▶ What you need to do:
1. According to the forum thread, what must the wife do if she wants to stay in the family home?
2. Reproduce the forum thread word for word, starting at "Stand your ground" and ending at "all your might.".

▶ Provided passage:
>>>>>

Zanatdy · 04/10/2025 06:18

No don’t accept it. You’re right that when the kids are teens they won’t want to be coming to stay with you all sharing a room when they have their own rooms at home. Your wife wants to remain part time, stay in her spacious 4 bed home and happy for you to have to buy a house too small for her needs. If she wants to stay in the family home then she needs to up her hours and take on a bigger mortgage. Why should her parents be giving up their savings when she could presumably, fairy easily up her hours (given you can do the pick ups).

Stand your ground as you’re not being unreasonable here, you’re just asking for the minimum. If your wife wants to stay in the family home it’s in her gift to be able to do that, and pay you a reasonable amount. The kids won’t want to spend time with you as they get older when they have little space. Good luck

Zanatdy · 04/10/2025 06:20

EnglishRain · 29/09/2025 07:35

You can’t say you want to be a part time dad then insist on the same standard of living. You either sort your work out to do 50:50 and have the same standard of living, or by the sounds of it have less and be a part time dad. @lljkk has nailed it. Divorce is messy. You might both be poorer if you drag this through court. Time to think long term gain and not short term, ie. Wanting to feel like you’ve showed her all your might.

The tone has started to change through your posts and I think we are now seeing the truth. You think you should walk away with exactly the same amount of cash and yet do less of the graft. She won’t be able to work full time if she has the kids most of the time. And from a stability perspective it is far better for the kids to stay put. Forget about her, think about your kids.

<<<<<

▶ Stored data:
>>>>>

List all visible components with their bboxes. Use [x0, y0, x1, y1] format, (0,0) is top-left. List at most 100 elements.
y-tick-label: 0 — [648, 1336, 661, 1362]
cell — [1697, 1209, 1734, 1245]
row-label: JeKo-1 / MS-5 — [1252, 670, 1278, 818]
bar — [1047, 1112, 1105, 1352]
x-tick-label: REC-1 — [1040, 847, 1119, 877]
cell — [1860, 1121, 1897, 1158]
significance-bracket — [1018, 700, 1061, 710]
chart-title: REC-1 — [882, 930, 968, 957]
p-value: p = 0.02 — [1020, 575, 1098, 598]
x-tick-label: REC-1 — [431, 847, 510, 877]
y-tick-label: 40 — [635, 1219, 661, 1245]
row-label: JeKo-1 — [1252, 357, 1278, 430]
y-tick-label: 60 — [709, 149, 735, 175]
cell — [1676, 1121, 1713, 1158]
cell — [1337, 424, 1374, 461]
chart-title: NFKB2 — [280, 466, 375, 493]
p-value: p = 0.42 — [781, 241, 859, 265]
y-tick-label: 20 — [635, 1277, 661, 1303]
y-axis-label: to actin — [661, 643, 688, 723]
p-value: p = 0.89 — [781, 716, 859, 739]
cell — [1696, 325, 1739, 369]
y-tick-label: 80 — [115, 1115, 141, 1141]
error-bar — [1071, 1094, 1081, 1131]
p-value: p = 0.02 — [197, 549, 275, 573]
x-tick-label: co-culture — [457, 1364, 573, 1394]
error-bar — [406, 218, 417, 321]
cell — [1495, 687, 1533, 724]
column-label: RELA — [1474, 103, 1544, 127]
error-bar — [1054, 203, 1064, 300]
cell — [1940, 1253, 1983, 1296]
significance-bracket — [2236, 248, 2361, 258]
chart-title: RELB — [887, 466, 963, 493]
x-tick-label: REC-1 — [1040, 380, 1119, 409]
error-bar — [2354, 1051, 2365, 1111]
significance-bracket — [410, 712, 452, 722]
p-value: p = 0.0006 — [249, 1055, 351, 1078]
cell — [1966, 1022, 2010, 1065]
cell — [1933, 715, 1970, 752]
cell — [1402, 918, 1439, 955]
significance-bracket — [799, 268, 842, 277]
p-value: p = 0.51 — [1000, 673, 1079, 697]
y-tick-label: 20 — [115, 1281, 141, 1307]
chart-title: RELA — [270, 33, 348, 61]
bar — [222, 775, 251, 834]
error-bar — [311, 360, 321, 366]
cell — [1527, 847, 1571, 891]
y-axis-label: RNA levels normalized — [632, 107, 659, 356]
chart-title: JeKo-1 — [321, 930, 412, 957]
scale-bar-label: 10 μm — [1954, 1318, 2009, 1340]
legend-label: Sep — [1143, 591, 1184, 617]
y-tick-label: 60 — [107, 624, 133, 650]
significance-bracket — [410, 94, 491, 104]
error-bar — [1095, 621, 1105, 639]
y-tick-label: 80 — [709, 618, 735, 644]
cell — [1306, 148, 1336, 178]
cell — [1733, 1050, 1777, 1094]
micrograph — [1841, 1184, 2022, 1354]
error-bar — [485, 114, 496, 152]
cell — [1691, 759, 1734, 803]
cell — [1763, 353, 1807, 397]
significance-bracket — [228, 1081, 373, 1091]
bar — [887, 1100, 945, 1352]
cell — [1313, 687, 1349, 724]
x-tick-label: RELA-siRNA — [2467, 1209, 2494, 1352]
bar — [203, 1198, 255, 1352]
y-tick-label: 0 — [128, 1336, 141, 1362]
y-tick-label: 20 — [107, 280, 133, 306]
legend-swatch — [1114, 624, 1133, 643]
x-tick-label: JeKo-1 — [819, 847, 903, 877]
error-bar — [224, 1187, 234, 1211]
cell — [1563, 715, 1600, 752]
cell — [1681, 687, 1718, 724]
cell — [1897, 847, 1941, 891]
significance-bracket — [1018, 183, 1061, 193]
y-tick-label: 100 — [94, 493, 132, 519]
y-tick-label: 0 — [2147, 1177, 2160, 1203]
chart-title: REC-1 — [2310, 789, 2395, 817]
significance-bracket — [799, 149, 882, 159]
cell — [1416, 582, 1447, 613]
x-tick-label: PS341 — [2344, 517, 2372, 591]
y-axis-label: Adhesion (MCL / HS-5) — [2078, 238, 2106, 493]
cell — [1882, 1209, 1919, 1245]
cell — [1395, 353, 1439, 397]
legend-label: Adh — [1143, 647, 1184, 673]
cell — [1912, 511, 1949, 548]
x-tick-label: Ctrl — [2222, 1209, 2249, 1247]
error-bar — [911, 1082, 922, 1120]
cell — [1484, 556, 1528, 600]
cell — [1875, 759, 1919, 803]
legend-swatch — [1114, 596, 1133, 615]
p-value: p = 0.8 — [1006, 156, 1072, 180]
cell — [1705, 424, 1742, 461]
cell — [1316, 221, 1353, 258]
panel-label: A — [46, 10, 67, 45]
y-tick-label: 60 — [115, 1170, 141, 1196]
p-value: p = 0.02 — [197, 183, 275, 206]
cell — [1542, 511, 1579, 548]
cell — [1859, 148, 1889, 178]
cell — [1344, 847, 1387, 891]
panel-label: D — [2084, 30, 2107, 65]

<<<<<

▶ Solved tasks:
1. She needs to increase her hours and take on a bigger mortgage.

2.
Stand your ground as you’re not being unreasonable here, you’re just asking for the minimum. If your wife wants to stay in the family home it’s in her gift to be able to do that, and pay you a reasonable amount. The kids won’t want to spend time with you as they get older when they have little space. Good luck

Zanatdy · 04/10/2025 06:20

EnglishRain · 29/09/2025 07:35

You can’t say you want to be a part time dad then insist on the same standard of living. You either sort your work out to do 50:50 and have the same standard of living, or by the sounds of it have less and be a part time dad. @lljkk has nailed it. Divorce is messy. You might both be poorer if you drag this through court. Time to think long term gain and not short term, ie. Wanting to feel like you’ve showed her all your might.